- Goal of the exercise -
Identify every line in the records below that contains the string "дефекта", matching case exactly, and copy each of those lines in full.

- Data supplied -

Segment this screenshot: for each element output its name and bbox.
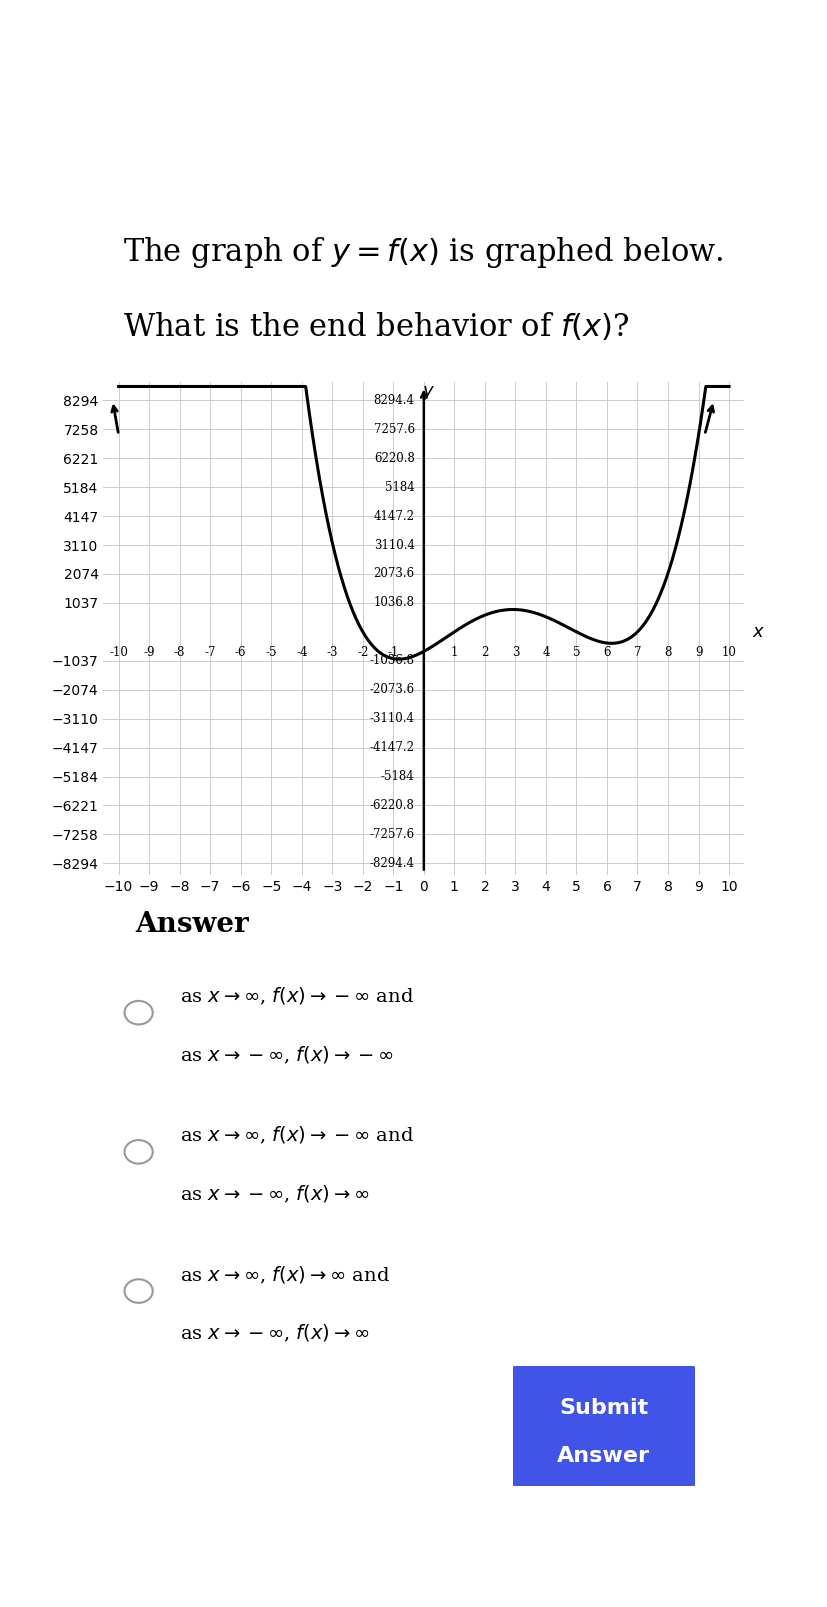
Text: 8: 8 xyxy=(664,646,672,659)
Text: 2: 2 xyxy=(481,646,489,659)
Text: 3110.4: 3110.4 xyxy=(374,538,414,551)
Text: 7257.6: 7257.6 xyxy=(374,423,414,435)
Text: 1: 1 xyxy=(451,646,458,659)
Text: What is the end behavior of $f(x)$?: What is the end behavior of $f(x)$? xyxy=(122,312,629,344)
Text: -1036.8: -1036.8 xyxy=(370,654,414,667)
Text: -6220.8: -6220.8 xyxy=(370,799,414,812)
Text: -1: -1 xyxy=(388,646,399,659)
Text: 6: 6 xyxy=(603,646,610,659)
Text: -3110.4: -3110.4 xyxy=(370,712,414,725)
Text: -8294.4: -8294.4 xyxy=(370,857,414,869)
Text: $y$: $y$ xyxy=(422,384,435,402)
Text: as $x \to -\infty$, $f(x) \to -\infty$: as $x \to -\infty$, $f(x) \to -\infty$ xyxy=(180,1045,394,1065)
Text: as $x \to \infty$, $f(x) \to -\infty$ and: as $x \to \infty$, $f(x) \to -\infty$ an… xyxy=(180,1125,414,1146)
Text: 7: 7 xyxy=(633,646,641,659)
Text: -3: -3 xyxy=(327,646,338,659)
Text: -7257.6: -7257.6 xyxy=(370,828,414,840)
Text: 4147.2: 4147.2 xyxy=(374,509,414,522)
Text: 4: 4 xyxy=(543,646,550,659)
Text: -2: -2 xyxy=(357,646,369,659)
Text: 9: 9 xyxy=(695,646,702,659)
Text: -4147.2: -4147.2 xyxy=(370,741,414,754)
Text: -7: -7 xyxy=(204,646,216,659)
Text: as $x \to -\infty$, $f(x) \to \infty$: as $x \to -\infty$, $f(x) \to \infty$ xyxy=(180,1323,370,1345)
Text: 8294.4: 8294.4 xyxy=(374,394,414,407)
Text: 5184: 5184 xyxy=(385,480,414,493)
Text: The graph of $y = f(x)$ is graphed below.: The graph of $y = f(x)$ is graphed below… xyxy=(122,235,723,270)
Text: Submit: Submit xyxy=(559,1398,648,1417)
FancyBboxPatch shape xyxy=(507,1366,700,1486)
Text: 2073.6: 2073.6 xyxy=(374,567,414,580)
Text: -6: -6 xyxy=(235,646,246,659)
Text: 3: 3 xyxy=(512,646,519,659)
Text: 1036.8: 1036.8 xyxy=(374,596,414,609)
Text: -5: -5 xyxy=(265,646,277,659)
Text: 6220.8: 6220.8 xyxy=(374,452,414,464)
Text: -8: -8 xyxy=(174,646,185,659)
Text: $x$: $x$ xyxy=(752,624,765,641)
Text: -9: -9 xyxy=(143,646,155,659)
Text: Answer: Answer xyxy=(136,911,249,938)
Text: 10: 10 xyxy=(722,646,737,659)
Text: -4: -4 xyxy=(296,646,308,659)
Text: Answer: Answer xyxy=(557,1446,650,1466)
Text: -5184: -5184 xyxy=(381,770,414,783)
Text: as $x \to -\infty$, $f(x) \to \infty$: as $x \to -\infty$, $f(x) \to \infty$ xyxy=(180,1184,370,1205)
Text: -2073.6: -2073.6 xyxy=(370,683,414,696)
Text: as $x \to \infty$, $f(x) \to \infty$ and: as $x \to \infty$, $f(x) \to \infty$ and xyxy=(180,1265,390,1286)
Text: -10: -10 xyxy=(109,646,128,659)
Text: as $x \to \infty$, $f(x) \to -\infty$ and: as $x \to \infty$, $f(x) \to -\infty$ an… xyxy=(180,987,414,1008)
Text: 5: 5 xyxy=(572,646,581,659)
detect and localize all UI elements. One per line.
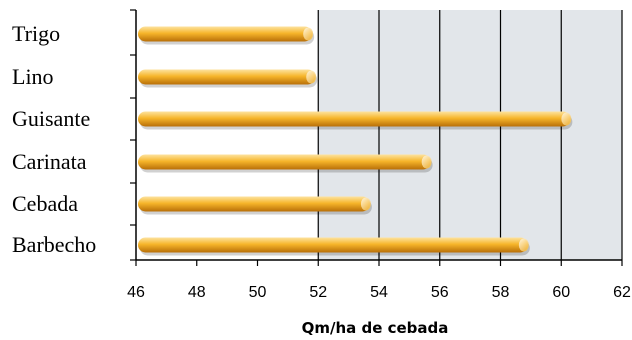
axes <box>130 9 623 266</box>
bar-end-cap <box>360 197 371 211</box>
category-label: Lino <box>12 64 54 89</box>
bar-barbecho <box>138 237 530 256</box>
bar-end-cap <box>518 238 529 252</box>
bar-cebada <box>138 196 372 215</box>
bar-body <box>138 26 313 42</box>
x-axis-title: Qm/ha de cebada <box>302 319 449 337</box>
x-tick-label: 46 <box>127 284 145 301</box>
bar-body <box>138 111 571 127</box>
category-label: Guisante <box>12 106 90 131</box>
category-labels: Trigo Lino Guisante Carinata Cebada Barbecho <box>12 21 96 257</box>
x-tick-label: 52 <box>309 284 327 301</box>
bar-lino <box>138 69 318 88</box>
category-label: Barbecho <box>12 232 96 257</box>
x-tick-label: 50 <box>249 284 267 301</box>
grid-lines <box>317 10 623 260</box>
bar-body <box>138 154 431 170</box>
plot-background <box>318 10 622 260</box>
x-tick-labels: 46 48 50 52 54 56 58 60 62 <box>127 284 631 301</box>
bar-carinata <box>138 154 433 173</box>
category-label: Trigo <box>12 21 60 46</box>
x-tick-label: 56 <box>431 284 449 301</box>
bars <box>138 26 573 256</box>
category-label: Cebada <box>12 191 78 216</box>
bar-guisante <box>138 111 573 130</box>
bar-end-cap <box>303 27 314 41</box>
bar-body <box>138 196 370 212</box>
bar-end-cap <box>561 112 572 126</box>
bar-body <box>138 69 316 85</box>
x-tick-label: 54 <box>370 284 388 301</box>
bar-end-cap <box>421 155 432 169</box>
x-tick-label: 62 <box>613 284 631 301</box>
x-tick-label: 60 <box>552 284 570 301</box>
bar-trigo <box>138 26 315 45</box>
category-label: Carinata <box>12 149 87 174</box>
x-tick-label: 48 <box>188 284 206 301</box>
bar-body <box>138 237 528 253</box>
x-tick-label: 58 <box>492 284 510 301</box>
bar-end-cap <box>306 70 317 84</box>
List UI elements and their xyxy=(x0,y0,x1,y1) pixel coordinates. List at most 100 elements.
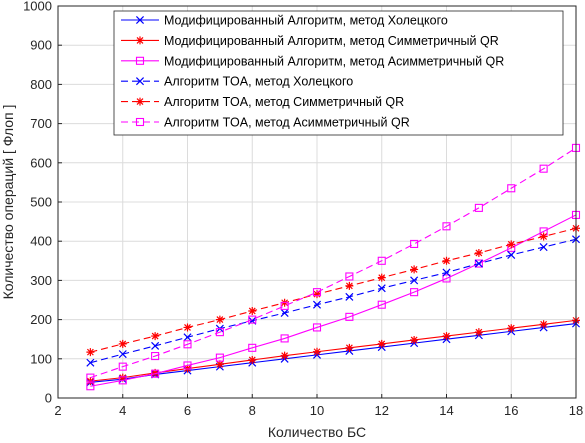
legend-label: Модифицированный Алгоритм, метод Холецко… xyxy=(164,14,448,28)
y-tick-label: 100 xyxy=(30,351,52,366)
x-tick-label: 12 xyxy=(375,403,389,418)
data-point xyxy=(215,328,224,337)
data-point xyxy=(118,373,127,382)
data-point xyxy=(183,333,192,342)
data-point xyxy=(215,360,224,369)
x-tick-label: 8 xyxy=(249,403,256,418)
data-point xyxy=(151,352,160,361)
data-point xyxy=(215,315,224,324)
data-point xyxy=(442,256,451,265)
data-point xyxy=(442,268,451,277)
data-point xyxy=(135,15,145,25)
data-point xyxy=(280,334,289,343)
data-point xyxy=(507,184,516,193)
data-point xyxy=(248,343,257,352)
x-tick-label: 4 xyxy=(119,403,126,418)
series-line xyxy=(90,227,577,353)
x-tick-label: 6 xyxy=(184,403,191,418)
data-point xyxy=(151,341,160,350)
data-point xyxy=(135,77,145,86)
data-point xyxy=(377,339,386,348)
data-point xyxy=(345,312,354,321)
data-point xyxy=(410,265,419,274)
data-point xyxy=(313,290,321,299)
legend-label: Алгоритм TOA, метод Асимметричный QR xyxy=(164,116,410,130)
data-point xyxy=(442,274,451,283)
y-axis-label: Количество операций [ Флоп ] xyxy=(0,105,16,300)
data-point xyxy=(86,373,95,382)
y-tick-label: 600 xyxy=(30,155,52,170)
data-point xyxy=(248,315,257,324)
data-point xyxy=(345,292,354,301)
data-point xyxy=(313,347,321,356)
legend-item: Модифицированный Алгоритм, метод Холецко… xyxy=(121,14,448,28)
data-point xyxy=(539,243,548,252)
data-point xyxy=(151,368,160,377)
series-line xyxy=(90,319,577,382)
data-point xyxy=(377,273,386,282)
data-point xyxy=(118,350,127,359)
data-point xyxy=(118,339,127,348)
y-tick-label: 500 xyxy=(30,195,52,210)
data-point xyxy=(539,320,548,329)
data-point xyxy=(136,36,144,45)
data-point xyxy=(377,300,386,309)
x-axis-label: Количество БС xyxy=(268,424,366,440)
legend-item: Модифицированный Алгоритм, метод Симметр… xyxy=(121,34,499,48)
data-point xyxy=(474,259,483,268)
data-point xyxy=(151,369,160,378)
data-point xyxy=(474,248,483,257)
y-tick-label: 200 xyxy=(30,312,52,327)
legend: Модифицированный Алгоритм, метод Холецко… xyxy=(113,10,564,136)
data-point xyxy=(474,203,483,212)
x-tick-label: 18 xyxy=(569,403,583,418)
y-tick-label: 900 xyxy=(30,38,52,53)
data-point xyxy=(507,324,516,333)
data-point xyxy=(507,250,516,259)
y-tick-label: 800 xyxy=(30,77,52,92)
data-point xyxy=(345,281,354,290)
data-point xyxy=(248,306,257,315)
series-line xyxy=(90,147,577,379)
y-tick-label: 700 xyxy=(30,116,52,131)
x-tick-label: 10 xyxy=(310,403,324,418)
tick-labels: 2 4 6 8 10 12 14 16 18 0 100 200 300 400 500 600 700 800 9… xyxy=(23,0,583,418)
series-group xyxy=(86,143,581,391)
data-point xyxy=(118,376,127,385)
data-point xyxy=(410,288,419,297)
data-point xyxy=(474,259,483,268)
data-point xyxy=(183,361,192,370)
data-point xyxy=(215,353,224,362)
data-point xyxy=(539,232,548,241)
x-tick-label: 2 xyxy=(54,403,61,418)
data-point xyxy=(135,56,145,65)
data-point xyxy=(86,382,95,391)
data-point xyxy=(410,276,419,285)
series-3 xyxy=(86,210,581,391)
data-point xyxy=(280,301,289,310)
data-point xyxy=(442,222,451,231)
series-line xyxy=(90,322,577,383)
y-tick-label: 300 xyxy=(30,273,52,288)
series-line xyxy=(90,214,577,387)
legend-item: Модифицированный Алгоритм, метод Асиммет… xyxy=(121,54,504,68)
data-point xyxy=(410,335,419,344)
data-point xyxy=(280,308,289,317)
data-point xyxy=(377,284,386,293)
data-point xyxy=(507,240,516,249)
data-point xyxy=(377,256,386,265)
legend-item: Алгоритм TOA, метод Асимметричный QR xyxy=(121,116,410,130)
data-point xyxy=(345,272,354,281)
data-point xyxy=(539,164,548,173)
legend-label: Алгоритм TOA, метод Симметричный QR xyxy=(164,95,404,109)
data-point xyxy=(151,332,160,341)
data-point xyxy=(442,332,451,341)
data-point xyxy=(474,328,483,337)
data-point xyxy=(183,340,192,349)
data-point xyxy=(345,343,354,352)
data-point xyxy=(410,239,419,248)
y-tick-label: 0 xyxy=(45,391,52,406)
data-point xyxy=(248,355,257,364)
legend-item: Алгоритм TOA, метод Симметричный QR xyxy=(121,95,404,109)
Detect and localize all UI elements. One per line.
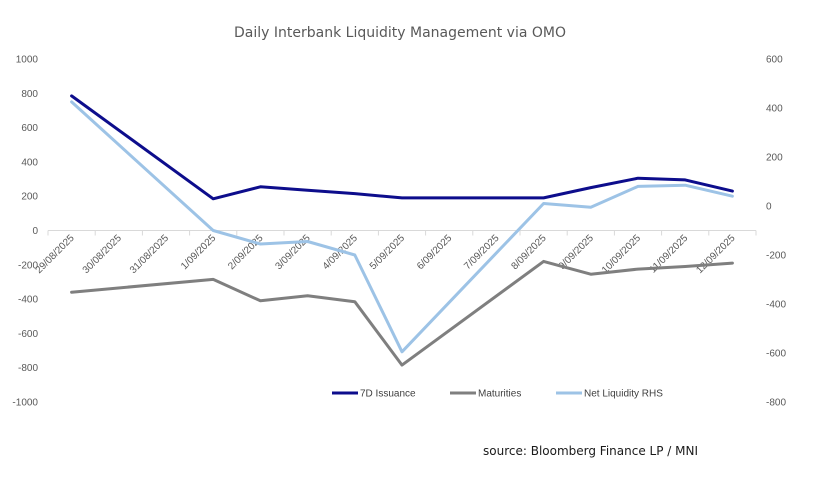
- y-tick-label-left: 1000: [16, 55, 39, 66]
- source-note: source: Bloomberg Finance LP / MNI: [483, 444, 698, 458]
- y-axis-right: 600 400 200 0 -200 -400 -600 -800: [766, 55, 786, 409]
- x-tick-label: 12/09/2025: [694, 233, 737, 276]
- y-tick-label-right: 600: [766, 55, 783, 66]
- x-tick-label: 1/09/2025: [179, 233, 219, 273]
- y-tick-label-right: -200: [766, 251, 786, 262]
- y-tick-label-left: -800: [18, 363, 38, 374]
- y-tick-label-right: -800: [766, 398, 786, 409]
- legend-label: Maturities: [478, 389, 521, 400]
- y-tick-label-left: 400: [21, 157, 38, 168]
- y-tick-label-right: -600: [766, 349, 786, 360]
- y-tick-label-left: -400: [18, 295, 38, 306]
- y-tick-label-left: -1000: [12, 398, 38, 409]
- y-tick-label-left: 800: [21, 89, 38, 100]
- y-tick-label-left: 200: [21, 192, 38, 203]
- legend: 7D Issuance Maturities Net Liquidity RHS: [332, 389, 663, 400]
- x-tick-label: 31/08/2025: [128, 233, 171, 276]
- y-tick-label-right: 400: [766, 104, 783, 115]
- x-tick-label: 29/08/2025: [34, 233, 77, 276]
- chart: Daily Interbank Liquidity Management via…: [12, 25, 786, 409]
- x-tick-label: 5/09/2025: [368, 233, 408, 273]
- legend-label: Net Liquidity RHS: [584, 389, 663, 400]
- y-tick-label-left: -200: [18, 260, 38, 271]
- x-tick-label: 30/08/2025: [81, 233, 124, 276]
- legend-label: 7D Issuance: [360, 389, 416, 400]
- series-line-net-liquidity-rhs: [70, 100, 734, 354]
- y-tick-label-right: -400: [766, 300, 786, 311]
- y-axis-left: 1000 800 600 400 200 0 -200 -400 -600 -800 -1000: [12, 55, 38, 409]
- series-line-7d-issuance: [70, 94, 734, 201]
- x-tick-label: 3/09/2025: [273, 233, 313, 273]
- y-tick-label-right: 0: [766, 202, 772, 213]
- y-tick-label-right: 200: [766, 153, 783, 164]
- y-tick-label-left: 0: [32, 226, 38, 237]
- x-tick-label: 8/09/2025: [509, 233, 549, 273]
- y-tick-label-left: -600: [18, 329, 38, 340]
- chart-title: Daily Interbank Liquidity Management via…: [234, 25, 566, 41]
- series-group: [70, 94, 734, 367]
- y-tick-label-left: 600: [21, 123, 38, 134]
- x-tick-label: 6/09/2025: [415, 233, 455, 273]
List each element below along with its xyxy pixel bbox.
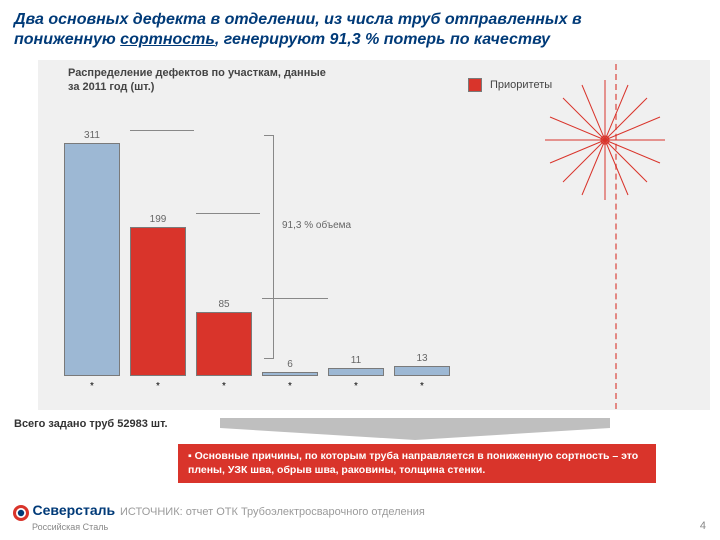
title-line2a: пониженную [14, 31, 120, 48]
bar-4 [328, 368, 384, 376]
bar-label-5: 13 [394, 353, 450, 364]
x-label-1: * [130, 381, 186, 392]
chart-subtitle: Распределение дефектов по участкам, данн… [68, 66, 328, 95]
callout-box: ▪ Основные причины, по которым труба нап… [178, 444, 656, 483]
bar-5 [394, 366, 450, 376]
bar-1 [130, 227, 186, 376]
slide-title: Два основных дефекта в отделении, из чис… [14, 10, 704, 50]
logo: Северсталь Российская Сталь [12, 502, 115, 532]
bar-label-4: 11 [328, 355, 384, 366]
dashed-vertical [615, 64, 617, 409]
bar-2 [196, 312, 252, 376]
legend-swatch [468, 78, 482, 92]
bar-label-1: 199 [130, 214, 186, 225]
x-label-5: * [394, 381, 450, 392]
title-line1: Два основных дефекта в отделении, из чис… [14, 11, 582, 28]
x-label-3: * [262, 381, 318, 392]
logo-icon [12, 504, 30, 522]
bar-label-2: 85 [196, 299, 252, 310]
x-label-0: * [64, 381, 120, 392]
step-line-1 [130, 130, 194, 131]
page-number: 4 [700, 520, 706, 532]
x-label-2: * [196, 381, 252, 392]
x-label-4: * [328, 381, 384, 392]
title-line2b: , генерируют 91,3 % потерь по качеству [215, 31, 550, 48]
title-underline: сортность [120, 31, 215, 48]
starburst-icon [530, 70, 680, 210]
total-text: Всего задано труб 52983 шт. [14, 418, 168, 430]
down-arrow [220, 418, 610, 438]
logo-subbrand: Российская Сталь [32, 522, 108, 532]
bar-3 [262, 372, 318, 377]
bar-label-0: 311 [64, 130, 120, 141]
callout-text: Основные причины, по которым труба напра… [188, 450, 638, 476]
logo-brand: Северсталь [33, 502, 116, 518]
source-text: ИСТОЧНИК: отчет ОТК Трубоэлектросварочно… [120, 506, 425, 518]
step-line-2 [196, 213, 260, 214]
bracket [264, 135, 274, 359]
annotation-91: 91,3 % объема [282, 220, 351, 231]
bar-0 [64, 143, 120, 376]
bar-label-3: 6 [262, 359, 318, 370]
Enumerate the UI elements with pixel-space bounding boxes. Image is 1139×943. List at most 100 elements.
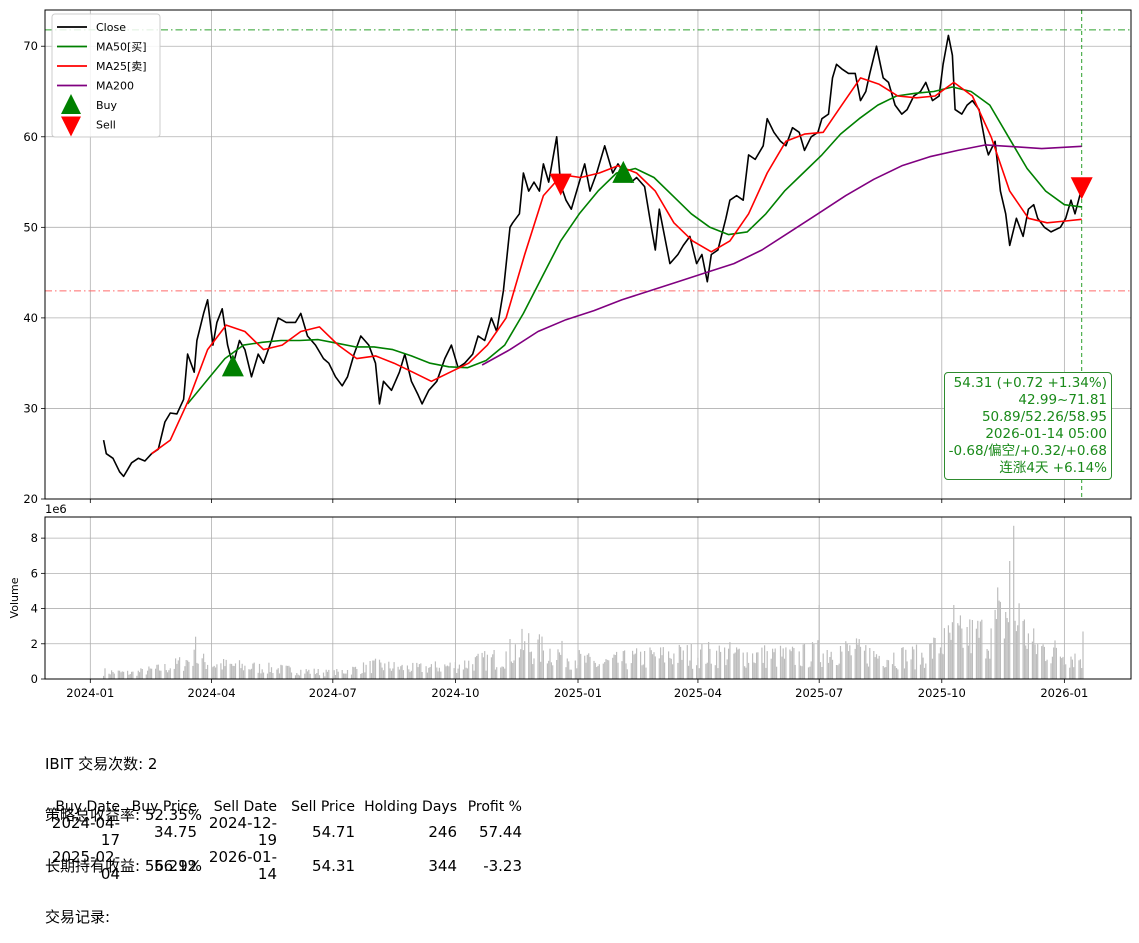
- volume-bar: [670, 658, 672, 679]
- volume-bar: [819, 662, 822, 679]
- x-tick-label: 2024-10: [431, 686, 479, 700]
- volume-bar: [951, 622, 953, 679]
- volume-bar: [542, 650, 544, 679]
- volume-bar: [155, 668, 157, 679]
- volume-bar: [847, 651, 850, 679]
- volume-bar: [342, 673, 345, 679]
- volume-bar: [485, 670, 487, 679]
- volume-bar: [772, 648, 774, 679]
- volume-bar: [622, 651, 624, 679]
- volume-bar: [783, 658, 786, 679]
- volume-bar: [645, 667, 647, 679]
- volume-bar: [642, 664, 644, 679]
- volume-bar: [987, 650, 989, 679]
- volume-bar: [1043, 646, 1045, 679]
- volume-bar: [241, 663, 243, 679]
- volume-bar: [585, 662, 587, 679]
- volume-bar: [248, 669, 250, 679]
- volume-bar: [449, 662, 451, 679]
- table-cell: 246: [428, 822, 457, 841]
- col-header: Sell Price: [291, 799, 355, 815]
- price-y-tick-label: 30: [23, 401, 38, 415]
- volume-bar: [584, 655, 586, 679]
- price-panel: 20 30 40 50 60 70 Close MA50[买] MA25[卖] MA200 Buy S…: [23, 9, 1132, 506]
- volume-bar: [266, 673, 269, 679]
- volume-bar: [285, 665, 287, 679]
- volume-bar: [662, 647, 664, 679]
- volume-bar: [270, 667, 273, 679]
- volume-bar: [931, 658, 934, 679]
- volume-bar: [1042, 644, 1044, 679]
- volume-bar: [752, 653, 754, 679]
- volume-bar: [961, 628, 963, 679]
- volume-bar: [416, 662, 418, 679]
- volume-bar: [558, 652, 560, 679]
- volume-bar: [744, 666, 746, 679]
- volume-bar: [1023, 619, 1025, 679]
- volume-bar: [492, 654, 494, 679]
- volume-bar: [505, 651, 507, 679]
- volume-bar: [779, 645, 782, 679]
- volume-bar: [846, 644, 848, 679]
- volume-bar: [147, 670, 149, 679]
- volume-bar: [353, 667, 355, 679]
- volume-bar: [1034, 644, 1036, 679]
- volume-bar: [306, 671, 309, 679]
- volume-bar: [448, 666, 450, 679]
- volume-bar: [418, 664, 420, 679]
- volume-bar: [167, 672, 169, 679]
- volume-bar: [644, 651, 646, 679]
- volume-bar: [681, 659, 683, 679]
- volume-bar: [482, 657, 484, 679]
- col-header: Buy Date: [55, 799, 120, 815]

- Result -
slide-title: Два основных дефекта в отделении, из чис… [14, 10, 704, 50]
title-line1: Два основных дефекта в отделении, из чис… [14, 11, 582, 28]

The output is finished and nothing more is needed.